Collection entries
——

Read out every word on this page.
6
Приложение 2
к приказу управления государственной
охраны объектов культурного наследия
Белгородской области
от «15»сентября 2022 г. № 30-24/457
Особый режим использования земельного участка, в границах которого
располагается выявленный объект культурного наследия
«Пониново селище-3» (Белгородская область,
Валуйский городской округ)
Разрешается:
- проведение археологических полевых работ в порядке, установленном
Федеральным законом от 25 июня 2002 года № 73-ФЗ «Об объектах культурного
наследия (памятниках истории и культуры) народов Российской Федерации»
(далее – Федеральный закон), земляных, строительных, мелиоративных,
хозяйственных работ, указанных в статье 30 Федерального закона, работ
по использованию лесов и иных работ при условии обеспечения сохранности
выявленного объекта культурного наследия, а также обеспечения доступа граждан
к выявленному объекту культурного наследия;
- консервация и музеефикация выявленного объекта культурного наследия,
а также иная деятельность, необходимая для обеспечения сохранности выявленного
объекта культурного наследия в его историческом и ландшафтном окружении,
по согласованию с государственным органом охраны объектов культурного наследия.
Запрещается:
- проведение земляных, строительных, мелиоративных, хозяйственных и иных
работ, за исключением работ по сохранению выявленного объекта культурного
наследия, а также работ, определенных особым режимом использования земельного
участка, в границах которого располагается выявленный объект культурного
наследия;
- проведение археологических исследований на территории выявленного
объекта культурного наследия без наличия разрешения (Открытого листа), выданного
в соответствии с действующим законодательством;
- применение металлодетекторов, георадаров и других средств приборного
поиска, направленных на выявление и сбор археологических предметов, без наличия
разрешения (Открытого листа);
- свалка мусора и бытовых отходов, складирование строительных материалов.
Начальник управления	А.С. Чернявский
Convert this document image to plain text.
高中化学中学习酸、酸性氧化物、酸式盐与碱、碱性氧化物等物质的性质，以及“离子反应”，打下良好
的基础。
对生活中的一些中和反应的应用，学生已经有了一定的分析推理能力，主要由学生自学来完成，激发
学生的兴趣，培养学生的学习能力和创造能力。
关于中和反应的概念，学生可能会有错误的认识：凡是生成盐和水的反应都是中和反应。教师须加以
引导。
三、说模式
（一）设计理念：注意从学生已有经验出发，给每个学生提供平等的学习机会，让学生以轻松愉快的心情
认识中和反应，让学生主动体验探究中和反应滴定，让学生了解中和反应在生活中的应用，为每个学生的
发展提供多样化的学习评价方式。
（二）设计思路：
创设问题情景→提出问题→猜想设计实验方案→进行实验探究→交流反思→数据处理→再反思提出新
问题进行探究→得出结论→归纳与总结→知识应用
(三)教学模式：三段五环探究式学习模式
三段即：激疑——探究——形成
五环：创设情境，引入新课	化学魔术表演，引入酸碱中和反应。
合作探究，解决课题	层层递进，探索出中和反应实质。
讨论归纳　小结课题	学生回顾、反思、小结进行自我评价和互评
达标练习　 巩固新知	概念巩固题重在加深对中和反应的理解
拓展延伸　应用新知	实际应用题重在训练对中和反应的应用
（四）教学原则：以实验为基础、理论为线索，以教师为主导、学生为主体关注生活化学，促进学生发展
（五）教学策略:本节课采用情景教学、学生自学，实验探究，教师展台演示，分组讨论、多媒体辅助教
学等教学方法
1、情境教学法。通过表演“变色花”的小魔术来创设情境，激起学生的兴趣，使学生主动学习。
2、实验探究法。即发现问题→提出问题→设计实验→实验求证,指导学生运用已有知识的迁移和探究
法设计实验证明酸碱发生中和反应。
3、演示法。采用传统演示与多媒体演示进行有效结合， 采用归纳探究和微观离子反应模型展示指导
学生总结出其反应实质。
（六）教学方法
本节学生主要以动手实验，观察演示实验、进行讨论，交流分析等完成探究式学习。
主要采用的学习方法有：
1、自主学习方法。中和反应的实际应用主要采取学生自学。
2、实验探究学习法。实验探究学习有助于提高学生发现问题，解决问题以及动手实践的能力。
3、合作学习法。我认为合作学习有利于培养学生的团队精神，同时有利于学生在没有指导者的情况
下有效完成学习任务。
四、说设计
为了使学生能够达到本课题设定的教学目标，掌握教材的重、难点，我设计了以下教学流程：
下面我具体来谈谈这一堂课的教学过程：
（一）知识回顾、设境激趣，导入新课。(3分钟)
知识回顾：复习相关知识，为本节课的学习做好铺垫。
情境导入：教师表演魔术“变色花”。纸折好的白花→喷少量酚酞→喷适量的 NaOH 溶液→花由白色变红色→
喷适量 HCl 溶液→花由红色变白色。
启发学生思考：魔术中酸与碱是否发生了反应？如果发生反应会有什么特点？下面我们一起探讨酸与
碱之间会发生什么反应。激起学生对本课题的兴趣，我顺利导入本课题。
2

——

From the data above, extract every line in its exact form.

Read out every word on this page.
6
Приложение 2
к приказу управления государственной
охраны объектов культурного наследия
Белгородской области
от «15»сентября 2022 г. № 30-24/457
Особый режим использования земельного участка, в границах которого
располагается выявленный объект культурного наследия
«Пониново селище-3» (Белгородская область,
Валуйский городской округ)
Разрешается:
- проведение археологических полевых работ в порядке, установленном
Федеральным законом от 25 июня 2002 года № 73-ФЗ «Об объектах культурного
наследия (памятниках истории и культуры) народов Российской Федерации»
(далее – Федеральный закон), земляных, строительных, мелиоративных,
хозяйственных работ, указанных в статье 30 Федерального закона, работ
по использованию лесов и иных работ при условии обеспечения сохранности
выявленного объекта культурного наследия, а также обеспечения доступа граждан
к выявленному объекту культурного наследия;
- консервация и музеефикация выявленного объекта культурного наследия,
а также иная деятельность, необходимая для обеспечения сохранности выявленного
объекта культурного наследия в его историческом и ландшафтном окружении,
по согласованию с государственным органом охраны объектов культурного наследия.
Запрещается:
- проведение земляных, строительных, мелиоративных, хозяйственных и иных
работ, за исключением работ по сохранению выявленного объекта культурного
наследия, а также работ, определенных особым режимом использования земельного
участка, в границах которого располагается выявленный объект культурного
наследия;
- проведение археологических исследований на территории выявленного
объекта культурного наследия без наличия разрешения (Открытого листа), выданного
в соответствии с действующим законодательством;
- применение металлодетекторов, георадаров и других средств приборного
поиска, направленных на выявление и сбор археологических предметов, без наличия
разрешения (Открытого листа);
- свалка мусора и бытовых отходов, складирование строительных материалов.
Начальник управления	А.С. Чернявский
Convert this document image to plain text.
高中化学中学习酸、酸性氧化物、酸式盐与碱、碱性氧化物等物质的性质，以及“离子反应”，打下良好
的基础。
对生活中的一些中和反应的应用，学生已经有了一定的分析推理能力，主要由学生自学来完成，激发
学生的兴趣，培养学生的学习能力和创造能力。
关于中和反应的概念，学生可能会有错误的认识：凡是生成盐和水的反应都是中和反应。教师须加以
引导。
三、说模式
（一）设计理念：注意从学生已有经验出发，给每个学生提供平等的学习机会，让学生以轻松愉快的心情
认识中和反应，让学生主动体验探究中和反应滴定，让学生了解中和反应在生活中的应用，为每个学生的
发展提供多样化的学习评价方式。
（二）设计思路：
创设问题情景→提出问题→猜想设计实验方案→进行实验探究→交流反思→数据处理→再反思提出新
问题进行探究→得出结论→归纳与总结→知识应用
(三)教学模式：三段五环探究式学习模式
三段即：激疑——探究——形成
五环：创设情境，引入新课	化学魔术表演，引入酸碱中和反应。
合作探究，解决课题	层层递进，探索出中和反应实质。
讨论归纳　小结课题	学生回顾、反思、小结进行自我评价和互评
达标练习　 巩固新知	概念巩固题重在加深对中和反应的理解
拓展延伸　应用新知	实际应用题重在训练对中和反应的应用
（四）教学原则：以实验为基础、理论为线索，以教师为主导、学生为主体关注生活化学，促进学生发展
（五）教学策略:本节课采用情景教学、学生自学，实验探究，教师展台演示，分组讨论、多媒体辅助教
学等教学方法
1、情境教学法。通过表演“变色花”的小魔术来创设情境，激起学生的兴趣，使学生主动学习。
2、实验探究法。即发现问题→提出问题→设计实验→实验求证,指导学生运用已有知识的迁移和探究
法设计实验证明酸碱发生中和反应。
3、演示法。采用传统演示与多媒体演示进行有效结合， 采用归纳探究和微观离子反应模型展示指导
学生总结出其反应实质。
（六）教学方法
本节学生主要以动手实验，观察演示实验、进行讨论，交流分析等完成探究式学习。
主要采用的学习方法有：
1、自主学习方法。中和反应的实际应用主要采取学生自学。
2、实验探究学习法。实验探究学习有助于提高学生发现问题，解决问题以及动手实践的能力。
3、合作学习法。我认为合作学习有利于培养学生的团队精神，同时有利于学生在没有指导者的情况
下有效完成学习任务。
四、说设计
为了使学生能够达到本课题设定的教学目标，掌握教材的重、难点，我设计了以下教学流程：
下面我具体来谈谈这一堂课的教学过程：
（一）知识回顾、设境激趣，导入新课。(3分钟)
知识回顾：复习相关知识，为本节课的学习做好铺垫。
情境导入：教师表演魔术“变色花”。纸折好的白花→喷少量酚酞→喷适量的 NaOH 溶液→花由白色变红色→
喷适量 HCl 溶液→花由红色变白色。
启发学生思考：魔术中酸与碱是否发生了反应？如果发生反应会有什么特点？下面我们一起探讨酸与
碱之间会发生什么反应。激起学生对本课题的兴趣，我顺利导入本课题。
2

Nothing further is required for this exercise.